• **Work instructions**
Reproduce the records below in full and exactly, without their images.

• **Data provided**
•••
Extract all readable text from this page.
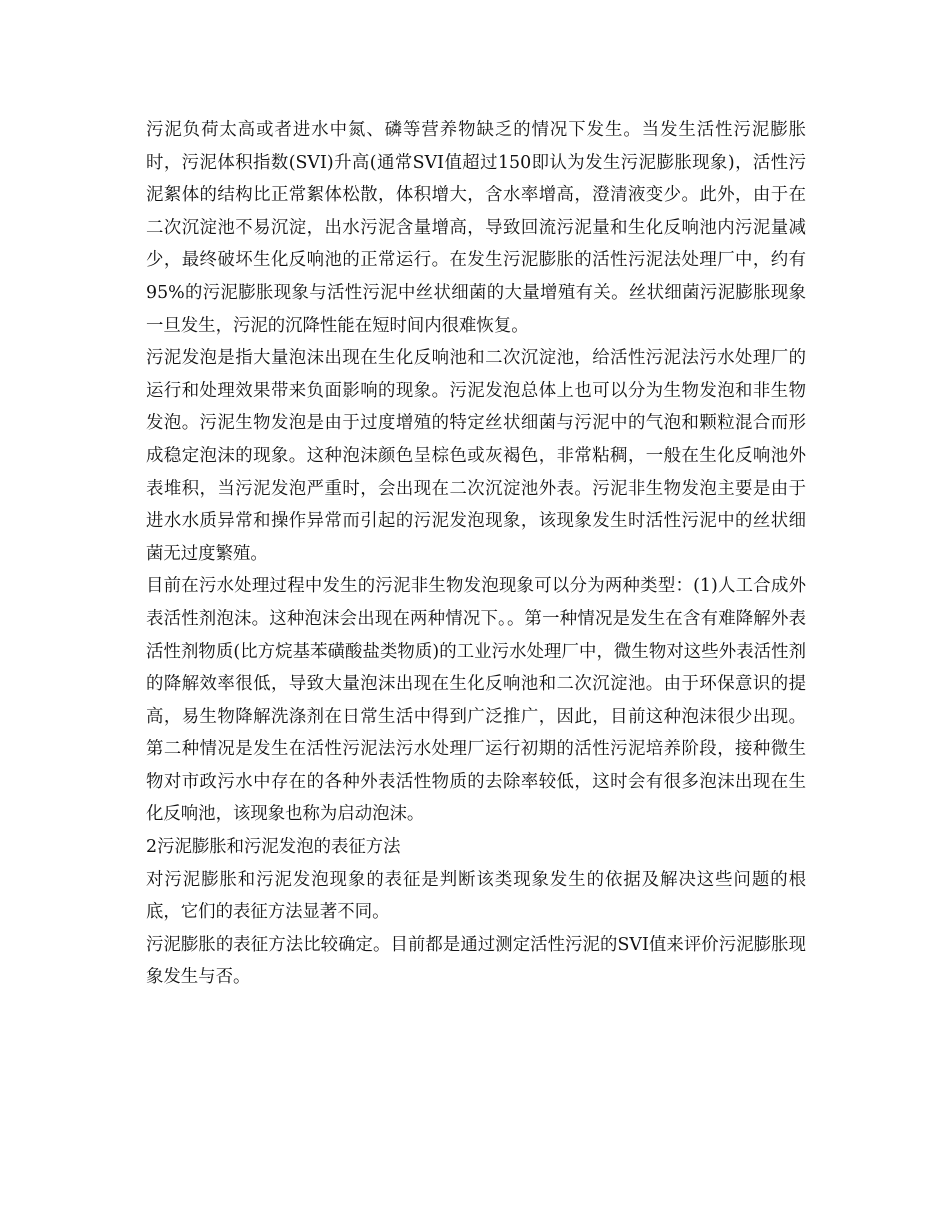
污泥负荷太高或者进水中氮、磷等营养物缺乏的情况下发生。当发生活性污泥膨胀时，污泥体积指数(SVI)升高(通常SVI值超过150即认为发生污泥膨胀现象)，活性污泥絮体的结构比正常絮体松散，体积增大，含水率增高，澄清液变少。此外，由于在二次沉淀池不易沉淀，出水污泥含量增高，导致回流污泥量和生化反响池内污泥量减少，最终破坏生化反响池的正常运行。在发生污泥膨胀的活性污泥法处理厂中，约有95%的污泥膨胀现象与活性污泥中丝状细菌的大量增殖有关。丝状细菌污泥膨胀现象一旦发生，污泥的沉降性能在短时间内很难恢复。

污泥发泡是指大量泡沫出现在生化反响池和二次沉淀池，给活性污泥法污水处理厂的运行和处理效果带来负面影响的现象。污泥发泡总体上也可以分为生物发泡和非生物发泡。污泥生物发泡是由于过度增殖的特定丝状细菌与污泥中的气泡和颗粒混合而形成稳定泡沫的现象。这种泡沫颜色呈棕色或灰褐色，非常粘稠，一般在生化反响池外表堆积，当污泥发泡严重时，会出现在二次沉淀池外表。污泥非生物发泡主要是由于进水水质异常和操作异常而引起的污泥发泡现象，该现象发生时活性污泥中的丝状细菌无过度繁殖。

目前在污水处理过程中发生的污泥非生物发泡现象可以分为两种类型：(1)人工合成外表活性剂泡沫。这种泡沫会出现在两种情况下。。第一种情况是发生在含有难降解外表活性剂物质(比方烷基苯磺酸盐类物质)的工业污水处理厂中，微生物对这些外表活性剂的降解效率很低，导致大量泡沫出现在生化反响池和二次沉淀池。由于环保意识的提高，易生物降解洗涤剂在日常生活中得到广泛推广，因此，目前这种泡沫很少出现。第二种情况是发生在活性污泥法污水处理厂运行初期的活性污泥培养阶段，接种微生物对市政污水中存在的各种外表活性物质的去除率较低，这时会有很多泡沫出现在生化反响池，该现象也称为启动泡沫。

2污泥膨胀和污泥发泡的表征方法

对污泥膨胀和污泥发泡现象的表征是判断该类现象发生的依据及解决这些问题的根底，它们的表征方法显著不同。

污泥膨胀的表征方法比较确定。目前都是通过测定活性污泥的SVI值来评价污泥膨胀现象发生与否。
•••
• **Response to the exercise**
Extract all readable text from this page.
污泥负荷太高或者进水中氮、磷等营养物缺乏的情况下发生。当发生活性污泥膨胀时，污泥体积指数(SVI)升高(通常SVI值超过150即认为发生污泥膨胀现象)，活性污泥絮体的结构比正常絮体松散，体积增大，含水率增高，澄清液变少。此外，由于在二次沉淀池不易沉淀，出水污泥含量增高，导致回流污泥量和生化反响池内污泥量减少，最终破坏生化反响池的正常运行。在发生污泥膨胀的活性污泥法处理厂中，约有95%的污泥膨胀现象与活性污泥中丝状细菌的大量增殖有关。丝状细菌污泥膨胀现象一旦发生，污泥的沉降性能在短时间内很难恢复。

污泥发泡是指大量泡沫出现在生化反响池和二次沉淀池，给活性污泥法污水处理厂的运行和处理效果带来负面影响的现象。污泥发泡总体上也可以分为生物发泡和非生物发泡。污泥生物发泡是由于过度增殖的特定丝状细菌与污泥中的气泡和颗粒混合而形成稳定泡沫的现象。这种泡沫颜色呈棕色或灰褐色，非常粘稠，一般在生化反响池外表堆积，当污泥发泡严重时，会出现在二次沉淀池外表。污泥非生物发泡主要是由于进水水质异常和操作异常而引起的污泥发泡现象，该现象发生时活性污泥中的丝状细菌无过度繁殖。

目前在污水处理过程中发生的污泥非生物发泡现象可以分为两种类型：(1)人工合成外表活性剂泡沫。这种泡沫会出现在两种情况下。。第一种情况是发生在含有难降解外表活性剂物质(比方烷基苯磺酸盐类物质)的工业污水处理厂中，微生物对这些外表活性剂的降解效率很低，导致大量泡沫出现在生化反响池和二次沉淀池。由于环保意识的提高，易生物降解洗涤剂在日常生活中得到广泛推广，因此，目前这种泡沫很少出现。第二种情况是发生在活性污泥法污水处理厂运行初期的活性污泥培养阶段，接种微生物对市政污水中存在的各种外表活性物质的去除率较低，这时会有很多泡沫出现在生化反响池，该现象也称为启动泡沫。

2污泥膨胀和污泥发泡的表征方法

对污泥膨胀和污泥发泡现象的表征是判断该类现象发生的依据及解决这些问题的根底，它们的表征方法显著不同。

污泥膨胀的表征方法比较确定。目前都是通过测定活性污泥的SVI值来评价污泥膨胀现象发生与否。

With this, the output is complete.